REQUEST -
Reproduce every record below exactly as written, leaving out any pictures.

Figure data in JSON:
/---

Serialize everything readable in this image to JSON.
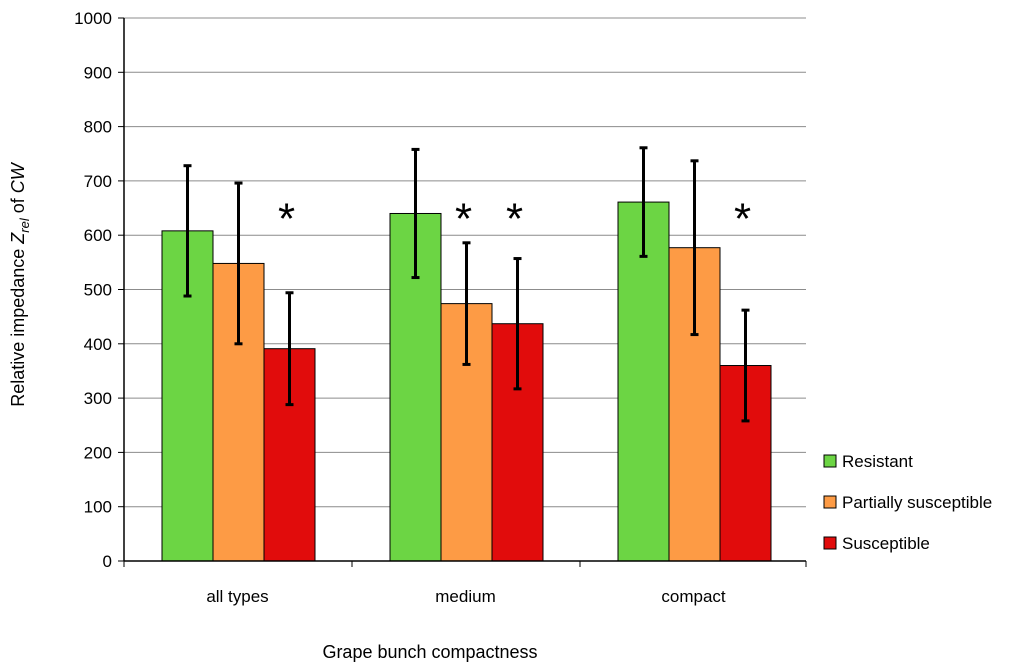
{
  "chart_data": {
    "type": "bar",
    "xlabel": "Grape bunch compactness",
    "ylabel": {
      "prefix": "Relative impedance ",
      "var": "Z",
      "sub": "rel",
      "mid": " of ",
      "suffix": "CW"
    },
    "ylim": [
      0,
      1000
    ],
    "yticks": [
      0,
      100,
      200,
      300,
      400,
      500,
      600,
      700,
      800,
      900,
      1000
    ],
    "grid": true,
    "legend_position": "right",
    "categories": [
      "all types",
      "medium",
      "compact"
    ],
    "series": [
      {
        "name": "Resistant",
        "color": "#6CD544",
        "values": [
          608,
          640,
          661
        ],
        "error": [
          120,
          118,
          100
        ],
        "significant": [
          false,
          false,
          false
        ]
      },
      {
        "name": "Partially susceptible",
        "color": "#FD9B45",
        "values": [
          548,
          474,
          577
        ],
        "error": [
          148,
          112,
          160
        ],
        "significant": [
          false,
          true,
          false
        ]
      },
      {
        "name": "Susceptible",
        "color": "#E10C0C",
        "values": [
          391,
          437,
          360
        ],
        "error": [
          103,
          120,
          102
        ],
        "significant": [
          true,
          true,
          true
        ]
      }
    ],
    "significance_marker": "*",
    "bar_edge_color": "#000000",
    "axis_color": "#000000",
    "grid_color": "#8c8c8c"
  }
}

\---

CORRECT OUTPUT -
Serialize everything readable in this image to JSON.
{
  "chart_data": {
    "type": "bar",
    "xlabel": "Grape bunch compactness",
    "ylabel": {
      "prefix": "Relative impedance ",
      "var": "Z",
      "sub": "rel",
      "mid": " of ",
      "suffix": "CW"
    },
    "ylim": [
      0,
      1000
    ],
    "yticks": [
      0,
      100,
      200,
      300,
      400,
      500,
      600,
      700,
      800,
      900,
      1000
    ],
    "grid": true,
    "legend_position": "right",
    "categories": [
      "all types",
      "medium",
      "compact"
    ],
    "series": [
      {
        "name": "Resistant",
        "color": "#6CD544",
        "values": [
          608,
          640,
          661
        ],
        "error": [
          120,
          118,
          100
        ],
        "significant": [
          false,
          false,
          false
        ]
      },
      {
        "name": "Partially susceptible",
        "color": "#FD9B45",
        "values": [
          548,
          474,
          577
        ],
        "error": [
          148,
          112,
          160
        ],
        "significant": [
          false,
          true,
          false
        ]
      },
      {
        "name": "Susceptible",
        "color": "#E10C0C",
        "values": [
          391,
          437,
          360
        ],
        "error": [
          103,
          120,
          102
        ],
        "significant": [
          true,
          true,
          true
        ]
      }
    ],
    "significance_marker": "*",
    "bar_edge_color": "#000000",
    "axis_color": "#000000",
    "grid_color": "#8c8c8c"
  }
}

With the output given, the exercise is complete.